▶ Work task A
Duplicate the part of the passage on Tirukkural from "Tiruvalluvar lays down" to "that may exist.", word for word.
▶ Work task B
Go on with the passage on Tirukkural, picking up right after its last sentence.

▶ Passage shown
━━━━━━━━

Tiruvalluvar lays down guidelines for an individual who will be the basic component of any social, political and economic system. These systems will change and will continue to change. Valluvar, therefore, concentrates on the individual, the molecule, and deals with him. He looks at the individual as a king, as a citizen, as the head of a family, as a father, as a son, as an ascetic, as a minister and defines for him, in each position, in each state a way of life, a code of conduct that would generally be valid, irrespective of the political or economic system that may exist.
M.Ariel, the great French savant on Tirukkural:

That which above all is wonderful in the Kural is the fact that its author addresses himself without regard to castes, peoples or beliefs, to the whole community of mankind; the fact that he formulates sovereign morality and absolute reason; that he proclaims in their very essence,  in their eternal abstractness, virtue and truth; that it presents, as it  were, in one group, the highest laws of domestic and social life; that he is  equally perfect in thought, in language and in poetry, in the austere metaphysical
contemplation of the great mysteries of the Divine nature as in the easy and graceful analysis of the tenderest emotions of the heart.

K.M.Munshi on Tirukkural:

In its essense, Tirukkural is a treatise par excellence on the art of living. Tiruvalluvar, the author, diagnoses the intricacies of human nature with such penetrating insight, perfect mastery and consummate skill absorbing the most subtle concepts of modern Psychology, that one is left wondering at his sweep and depth. His prescriptions, leavended by godliness, ethics, morality and humanness are sagacious and practical to the core. they cut across castes,  creeds, climes and ages and have freshness which makes one fuel as if they  are meant for the present times.

━━━━━━━━

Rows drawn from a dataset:
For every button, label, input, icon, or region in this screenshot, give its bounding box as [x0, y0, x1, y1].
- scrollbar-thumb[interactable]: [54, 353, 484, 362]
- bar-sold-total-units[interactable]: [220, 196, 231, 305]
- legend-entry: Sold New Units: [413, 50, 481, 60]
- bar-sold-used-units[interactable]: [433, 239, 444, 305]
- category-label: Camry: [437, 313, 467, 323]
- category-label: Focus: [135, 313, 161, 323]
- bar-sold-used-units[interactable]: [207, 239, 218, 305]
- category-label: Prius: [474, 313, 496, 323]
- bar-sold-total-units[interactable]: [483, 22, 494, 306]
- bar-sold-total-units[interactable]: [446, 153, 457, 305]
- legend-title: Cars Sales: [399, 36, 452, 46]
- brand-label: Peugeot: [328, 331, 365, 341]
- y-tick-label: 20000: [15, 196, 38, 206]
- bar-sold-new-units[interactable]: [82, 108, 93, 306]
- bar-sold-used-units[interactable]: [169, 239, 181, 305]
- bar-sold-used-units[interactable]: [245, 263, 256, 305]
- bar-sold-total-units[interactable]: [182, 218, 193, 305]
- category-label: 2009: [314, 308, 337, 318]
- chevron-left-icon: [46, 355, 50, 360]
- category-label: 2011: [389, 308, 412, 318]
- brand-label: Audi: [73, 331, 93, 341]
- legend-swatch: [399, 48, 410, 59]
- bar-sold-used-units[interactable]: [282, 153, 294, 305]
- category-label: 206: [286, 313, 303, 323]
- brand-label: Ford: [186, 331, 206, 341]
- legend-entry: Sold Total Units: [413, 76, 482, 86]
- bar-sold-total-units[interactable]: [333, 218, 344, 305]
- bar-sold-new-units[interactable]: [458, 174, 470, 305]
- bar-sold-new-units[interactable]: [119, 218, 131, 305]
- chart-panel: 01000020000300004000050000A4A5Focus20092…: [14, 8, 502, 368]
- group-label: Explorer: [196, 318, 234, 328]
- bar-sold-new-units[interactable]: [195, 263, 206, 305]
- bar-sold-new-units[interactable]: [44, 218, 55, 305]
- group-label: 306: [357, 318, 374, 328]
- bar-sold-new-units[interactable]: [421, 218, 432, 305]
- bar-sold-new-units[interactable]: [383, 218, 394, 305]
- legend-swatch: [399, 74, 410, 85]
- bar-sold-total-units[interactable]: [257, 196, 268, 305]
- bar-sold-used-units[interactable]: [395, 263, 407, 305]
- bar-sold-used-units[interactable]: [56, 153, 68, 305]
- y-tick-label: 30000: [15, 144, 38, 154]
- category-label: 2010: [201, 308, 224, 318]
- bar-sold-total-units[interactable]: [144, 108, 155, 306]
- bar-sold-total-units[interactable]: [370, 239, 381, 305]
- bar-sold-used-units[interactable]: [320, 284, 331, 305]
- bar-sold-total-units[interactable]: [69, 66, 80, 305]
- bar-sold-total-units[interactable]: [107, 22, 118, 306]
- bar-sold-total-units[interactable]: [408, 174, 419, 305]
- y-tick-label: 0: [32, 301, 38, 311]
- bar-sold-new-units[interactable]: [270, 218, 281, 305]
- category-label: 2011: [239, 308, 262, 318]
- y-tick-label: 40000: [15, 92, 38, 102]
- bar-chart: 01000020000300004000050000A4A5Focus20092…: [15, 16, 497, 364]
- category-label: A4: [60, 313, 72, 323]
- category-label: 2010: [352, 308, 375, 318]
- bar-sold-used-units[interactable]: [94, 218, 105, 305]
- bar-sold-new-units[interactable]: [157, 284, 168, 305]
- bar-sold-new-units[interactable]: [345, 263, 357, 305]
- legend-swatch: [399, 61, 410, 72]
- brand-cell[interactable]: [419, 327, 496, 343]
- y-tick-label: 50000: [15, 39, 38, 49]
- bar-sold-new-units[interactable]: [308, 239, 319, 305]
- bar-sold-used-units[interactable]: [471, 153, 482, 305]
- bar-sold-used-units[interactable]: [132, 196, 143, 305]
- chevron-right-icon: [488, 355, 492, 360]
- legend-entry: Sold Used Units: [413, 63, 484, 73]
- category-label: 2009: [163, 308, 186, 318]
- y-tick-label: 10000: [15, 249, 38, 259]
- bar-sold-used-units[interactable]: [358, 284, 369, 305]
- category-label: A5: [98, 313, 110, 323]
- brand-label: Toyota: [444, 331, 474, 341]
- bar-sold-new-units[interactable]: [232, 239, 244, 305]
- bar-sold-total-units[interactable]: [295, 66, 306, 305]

━━━━━━━━

▶ Answer area A
Tiruvalluvar lays down guidelines for an individual who will be the basic component of any social, political and economic system. These systems will change and will continue to change. Valluvar, therefore, concentrates on the individual, the molecule, and deals with him. He looks at the individual as a king, as a citizen, as the head of a family, as a father, as a son, as an ascetic, as a minister and defines for him, in each position, in each state a way of life, a code of conduct that would generally be valid, irrespective of the political or economic system that may exist.

▶ Answer area B
Rev. Dr. J. Lazarus, a missionary himself, on Tirukkural:

The Kural cannot be improved nor its plan made more perfect. It is a perfect mosaic in itself. A slight change in the size, shape or color of a single stone would mar the
beauty of the whole. It is refreshing to think that a Nation, which has produced so great a man and so unique a work, cannot be a hopeless despicable race. The morality he preached could not have grown except out of an essentially moral soil. 

Shri Aurobindo in his book, "The Foundations of Indian

Culture"- (Page 358) refers to the Tirukkural as "the Gnomic Poetry, the greatest in plan, conception and force of execution, ever written in this kind, of the Tamil Saint.
Tiruvalluvar."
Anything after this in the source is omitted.